**Aim:** Copy out all lines with the word "激发学生的学习兴趣" in them.

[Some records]
★ ★ ★ ★ ★ ★ ★

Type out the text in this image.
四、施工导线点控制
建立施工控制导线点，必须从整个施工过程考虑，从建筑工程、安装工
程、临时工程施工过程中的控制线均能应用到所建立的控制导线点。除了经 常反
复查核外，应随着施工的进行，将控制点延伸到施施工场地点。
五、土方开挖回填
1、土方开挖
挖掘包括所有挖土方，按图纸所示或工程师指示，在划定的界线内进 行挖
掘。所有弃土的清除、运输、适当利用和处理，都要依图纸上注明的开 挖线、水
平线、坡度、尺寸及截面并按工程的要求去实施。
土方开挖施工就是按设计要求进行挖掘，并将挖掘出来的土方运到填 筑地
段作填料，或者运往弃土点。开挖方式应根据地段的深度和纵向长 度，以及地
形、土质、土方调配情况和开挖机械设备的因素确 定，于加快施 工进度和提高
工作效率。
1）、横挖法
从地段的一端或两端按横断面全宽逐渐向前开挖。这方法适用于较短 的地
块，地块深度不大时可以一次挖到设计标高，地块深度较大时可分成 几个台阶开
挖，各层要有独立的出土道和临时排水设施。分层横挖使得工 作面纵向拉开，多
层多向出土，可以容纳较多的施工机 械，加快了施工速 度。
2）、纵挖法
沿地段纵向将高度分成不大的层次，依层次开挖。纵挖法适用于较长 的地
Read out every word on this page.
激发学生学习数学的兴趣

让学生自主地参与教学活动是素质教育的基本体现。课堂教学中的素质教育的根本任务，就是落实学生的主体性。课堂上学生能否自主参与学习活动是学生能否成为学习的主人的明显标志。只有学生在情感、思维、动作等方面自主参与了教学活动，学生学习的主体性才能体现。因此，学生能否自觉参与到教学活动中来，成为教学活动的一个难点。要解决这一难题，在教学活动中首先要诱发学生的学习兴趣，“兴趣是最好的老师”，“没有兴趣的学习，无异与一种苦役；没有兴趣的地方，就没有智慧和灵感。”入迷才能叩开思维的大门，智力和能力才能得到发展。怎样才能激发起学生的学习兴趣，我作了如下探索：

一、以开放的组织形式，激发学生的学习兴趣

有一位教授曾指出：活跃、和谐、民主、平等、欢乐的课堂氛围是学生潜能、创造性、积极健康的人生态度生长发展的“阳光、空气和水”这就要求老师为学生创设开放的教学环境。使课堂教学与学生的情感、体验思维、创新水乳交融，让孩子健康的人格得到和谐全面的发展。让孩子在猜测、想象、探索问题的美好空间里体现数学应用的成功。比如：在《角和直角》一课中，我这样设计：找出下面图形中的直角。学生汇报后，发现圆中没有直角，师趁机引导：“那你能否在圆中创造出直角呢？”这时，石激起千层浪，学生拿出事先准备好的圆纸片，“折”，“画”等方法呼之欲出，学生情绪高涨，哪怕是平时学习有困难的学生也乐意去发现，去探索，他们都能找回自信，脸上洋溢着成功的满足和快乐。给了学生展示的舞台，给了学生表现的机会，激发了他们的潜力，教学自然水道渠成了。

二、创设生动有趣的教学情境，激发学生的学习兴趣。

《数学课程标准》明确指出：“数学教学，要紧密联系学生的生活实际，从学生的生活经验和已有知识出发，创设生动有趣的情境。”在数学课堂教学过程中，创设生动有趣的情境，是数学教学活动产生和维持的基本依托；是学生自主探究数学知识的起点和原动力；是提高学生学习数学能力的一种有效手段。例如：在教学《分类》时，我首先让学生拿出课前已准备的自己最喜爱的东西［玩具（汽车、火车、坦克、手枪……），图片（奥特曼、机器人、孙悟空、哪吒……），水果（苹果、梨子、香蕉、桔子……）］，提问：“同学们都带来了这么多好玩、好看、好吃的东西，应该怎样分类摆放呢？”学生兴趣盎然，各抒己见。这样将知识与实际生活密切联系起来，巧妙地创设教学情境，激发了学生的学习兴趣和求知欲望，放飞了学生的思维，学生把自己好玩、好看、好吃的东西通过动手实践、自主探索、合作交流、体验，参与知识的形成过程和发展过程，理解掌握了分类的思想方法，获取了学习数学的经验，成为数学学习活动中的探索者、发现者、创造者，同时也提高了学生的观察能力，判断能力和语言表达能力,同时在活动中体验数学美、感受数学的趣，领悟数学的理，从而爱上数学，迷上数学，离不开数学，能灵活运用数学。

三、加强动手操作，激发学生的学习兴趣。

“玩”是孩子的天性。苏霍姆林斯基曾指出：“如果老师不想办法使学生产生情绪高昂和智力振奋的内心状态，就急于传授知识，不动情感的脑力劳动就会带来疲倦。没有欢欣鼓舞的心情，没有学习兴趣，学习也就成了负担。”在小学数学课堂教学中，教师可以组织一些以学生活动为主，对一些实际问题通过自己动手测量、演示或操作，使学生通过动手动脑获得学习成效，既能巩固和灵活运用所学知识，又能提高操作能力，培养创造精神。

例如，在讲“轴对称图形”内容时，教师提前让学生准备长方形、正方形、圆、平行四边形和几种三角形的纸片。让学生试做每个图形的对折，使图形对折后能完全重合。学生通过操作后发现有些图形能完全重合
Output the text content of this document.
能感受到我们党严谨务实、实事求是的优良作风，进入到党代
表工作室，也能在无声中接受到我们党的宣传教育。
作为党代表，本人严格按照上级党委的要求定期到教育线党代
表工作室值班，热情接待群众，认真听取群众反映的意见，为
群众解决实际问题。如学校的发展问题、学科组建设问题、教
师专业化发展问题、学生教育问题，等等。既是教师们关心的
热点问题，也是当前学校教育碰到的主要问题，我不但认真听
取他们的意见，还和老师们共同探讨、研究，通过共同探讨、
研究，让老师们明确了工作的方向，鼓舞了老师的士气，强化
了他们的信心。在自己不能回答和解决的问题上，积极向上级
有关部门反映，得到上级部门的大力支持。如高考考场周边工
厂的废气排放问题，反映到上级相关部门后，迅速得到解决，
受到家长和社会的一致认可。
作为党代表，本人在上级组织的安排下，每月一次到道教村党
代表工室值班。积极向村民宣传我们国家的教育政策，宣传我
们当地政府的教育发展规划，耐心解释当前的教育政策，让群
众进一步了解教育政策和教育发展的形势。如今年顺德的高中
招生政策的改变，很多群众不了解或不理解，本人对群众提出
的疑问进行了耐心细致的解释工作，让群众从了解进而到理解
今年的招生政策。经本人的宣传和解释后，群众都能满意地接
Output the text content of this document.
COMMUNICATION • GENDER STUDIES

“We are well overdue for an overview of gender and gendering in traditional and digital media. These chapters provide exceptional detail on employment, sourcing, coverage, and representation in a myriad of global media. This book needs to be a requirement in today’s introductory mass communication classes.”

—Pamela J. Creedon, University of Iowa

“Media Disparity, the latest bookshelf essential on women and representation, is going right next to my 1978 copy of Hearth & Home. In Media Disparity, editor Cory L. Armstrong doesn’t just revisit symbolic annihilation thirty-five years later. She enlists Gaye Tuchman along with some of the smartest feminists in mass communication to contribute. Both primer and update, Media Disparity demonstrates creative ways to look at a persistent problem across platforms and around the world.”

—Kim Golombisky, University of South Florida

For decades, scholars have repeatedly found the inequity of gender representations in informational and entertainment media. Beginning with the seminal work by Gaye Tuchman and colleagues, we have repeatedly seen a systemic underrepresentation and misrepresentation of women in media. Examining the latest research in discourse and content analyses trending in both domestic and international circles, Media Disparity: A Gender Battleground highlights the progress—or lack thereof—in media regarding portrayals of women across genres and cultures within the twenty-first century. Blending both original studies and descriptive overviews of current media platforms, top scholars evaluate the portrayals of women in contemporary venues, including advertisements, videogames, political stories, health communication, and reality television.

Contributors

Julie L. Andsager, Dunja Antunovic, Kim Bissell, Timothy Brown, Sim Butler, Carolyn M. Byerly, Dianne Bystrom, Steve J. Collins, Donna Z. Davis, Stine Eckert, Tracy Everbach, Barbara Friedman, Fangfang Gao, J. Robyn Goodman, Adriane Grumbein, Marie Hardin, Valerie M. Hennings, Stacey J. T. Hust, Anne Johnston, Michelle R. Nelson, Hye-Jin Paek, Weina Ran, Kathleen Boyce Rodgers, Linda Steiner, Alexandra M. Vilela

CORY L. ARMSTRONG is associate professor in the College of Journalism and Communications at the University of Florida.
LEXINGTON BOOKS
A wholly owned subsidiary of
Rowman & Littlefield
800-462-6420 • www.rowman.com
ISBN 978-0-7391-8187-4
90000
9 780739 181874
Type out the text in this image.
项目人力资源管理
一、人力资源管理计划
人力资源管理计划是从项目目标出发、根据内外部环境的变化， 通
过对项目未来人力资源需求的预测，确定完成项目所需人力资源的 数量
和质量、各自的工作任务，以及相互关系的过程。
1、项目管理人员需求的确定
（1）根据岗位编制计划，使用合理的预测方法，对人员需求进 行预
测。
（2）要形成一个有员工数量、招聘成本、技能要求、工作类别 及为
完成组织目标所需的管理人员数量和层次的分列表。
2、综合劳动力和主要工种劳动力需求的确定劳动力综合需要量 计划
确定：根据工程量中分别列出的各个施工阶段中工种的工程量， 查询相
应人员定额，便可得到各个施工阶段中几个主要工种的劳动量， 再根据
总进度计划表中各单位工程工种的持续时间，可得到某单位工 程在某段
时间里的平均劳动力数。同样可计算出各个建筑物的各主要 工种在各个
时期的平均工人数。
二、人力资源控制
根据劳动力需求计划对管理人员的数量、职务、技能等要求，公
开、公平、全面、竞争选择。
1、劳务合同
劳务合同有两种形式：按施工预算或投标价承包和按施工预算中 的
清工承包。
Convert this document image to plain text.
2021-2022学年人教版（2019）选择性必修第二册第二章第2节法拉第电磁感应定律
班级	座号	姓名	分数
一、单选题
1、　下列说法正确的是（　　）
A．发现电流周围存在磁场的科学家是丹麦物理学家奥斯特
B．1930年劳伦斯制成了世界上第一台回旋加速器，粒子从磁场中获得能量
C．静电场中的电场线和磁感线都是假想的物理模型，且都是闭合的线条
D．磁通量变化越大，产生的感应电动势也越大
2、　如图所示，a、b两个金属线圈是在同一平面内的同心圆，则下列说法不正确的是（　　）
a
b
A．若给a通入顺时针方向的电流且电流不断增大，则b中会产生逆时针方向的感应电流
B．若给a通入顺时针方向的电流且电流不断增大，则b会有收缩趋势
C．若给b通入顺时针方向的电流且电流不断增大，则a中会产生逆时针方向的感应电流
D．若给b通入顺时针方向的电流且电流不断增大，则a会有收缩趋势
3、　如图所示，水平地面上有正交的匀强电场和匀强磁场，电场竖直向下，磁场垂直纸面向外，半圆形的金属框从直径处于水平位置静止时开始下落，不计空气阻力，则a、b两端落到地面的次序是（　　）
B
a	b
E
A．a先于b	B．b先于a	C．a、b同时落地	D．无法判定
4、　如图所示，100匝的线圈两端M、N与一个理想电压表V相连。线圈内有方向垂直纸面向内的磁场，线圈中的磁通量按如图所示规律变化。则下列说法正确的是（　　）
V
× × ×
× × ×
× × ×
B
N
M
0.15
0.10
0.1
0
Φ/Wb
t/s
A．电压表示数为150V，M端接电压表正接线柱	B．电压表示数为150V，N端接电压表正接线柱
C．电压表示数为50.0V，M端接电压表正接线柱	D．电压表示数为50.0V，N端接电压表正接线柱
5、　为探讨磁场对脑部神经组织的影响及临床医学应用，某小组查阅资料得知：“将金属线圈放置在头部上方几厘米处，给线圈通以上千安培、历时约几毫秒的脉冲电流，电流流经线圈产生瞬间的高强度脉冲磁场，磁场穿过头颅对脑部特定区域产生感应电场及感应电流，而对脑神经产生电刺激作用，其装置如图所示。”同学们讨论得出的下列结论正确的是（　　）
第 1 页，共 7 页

★ ★ ★ ★ ★ ★ ★

**Finished answer:**
一、以开放的组织形式，激发学生的学习兴趣
二、创设生动有趣的教学情境，激发学生的学习兴趣。
三、加强动手操作，激发学生的学习兴趣。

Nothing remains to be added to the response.